### THE TASK
Copy each line of the entries beneath that contains the word "this".

#### INFORMATION SUPPLIED ####

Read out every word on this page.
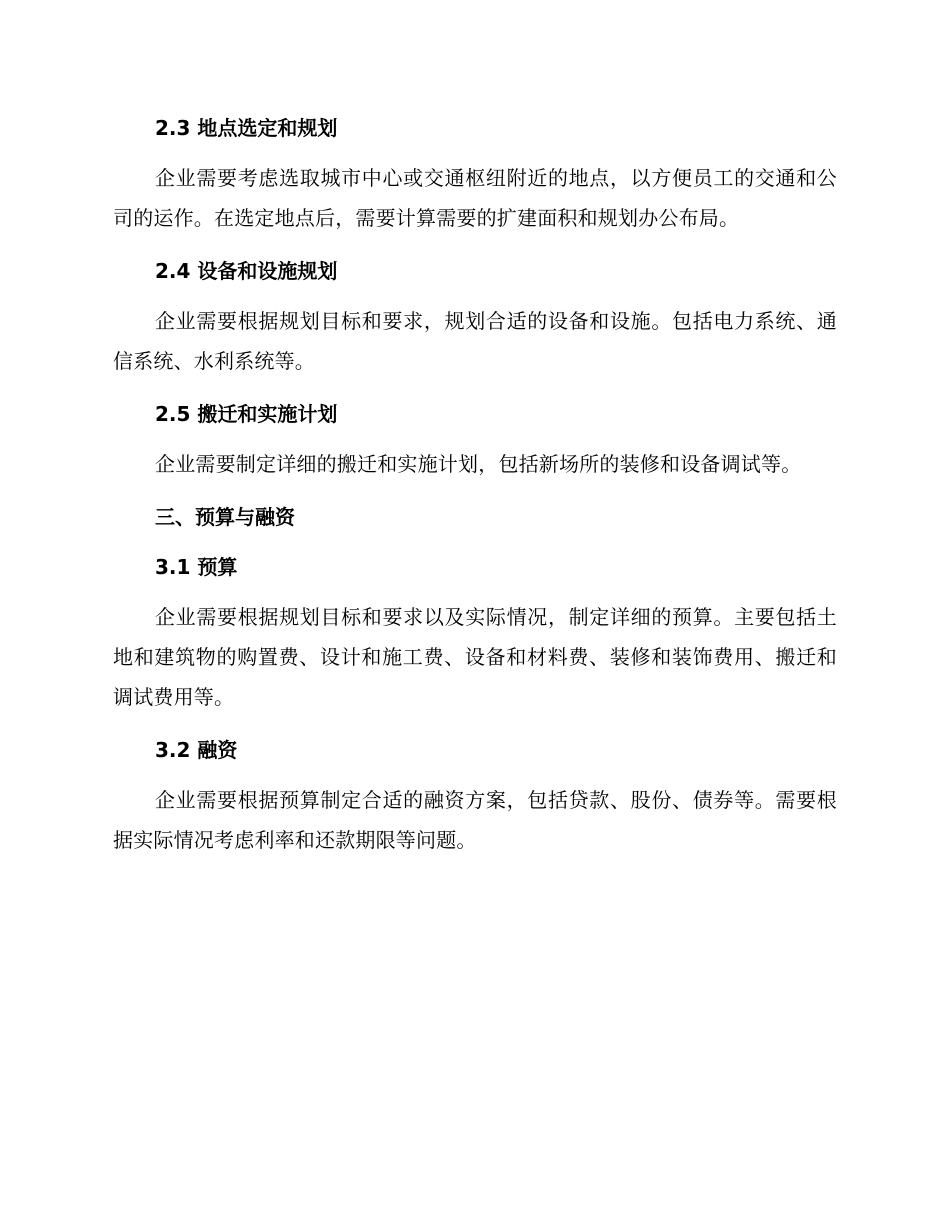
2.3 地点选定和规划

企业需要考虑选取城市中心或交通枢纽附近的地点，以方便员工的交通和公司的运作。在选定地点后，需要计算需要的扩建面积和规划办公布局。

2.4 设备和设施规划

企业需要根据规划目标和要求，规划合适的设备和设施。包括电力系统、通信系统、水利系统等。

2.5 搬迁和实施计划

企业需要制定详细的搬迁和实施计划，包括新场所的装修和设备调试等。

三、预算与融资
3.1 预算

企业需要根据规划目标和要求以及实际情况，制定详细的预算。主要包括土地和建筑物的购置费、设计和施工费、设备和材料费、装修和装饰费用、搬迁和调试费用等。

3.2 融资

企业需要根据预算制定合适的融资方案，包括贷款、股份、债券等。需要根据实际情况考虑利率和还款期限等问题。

####
#### INFORMATION SUPPLIED ####

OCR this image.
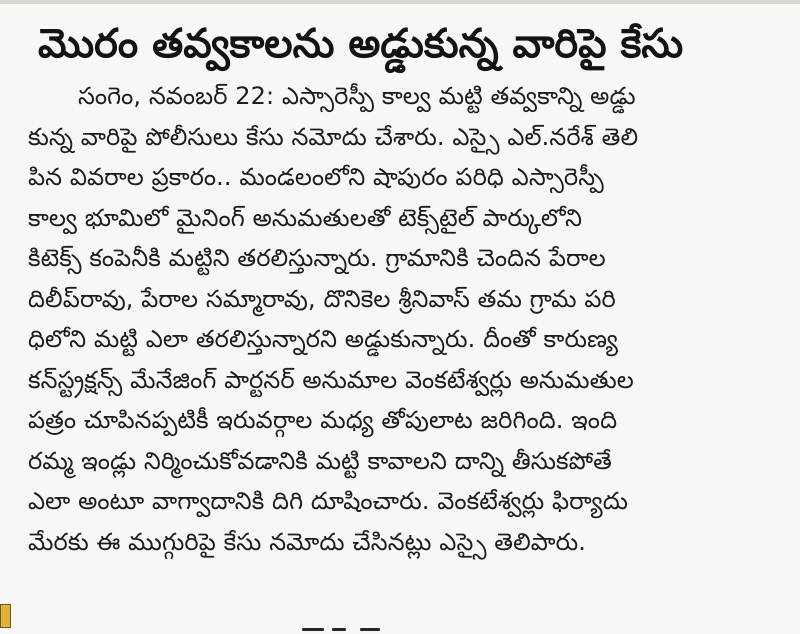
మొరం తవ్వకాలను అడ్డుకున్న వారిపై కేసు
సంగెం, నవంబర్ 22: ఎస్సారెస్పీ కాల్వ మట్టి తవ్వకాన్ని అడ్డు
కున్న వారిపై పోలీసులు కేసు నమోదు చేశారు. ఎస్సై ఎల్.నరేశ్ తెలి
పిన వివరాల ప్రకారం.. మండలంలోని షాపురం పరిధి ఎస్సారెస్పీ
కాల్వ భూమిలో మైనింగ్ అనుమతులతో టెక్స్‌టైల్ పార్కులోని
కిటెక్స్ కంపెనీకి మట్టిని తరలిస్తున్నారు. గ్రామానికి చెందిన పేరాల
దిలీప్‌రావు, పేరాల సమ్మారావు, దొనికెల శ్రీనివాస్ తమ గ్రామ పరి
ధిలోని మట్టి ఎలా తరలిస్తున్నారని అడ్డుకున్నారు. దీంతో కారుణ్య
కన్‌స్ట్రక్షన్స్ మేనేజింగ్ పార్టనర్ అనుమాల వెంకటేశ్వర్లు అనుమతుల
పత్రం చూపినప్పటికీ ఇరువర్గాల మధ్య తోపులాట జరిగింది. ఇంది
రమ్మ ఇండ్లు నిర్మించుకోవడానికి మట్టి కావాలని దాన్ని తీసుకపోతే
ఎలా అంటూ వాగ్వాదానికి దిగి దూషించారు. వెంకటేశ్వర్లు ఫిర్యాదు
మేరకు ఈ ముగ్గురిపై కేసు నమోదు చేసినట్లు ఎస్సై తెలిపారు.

####

### EXERCISE OUTPUT
Read out every word on this page.
OCR this image.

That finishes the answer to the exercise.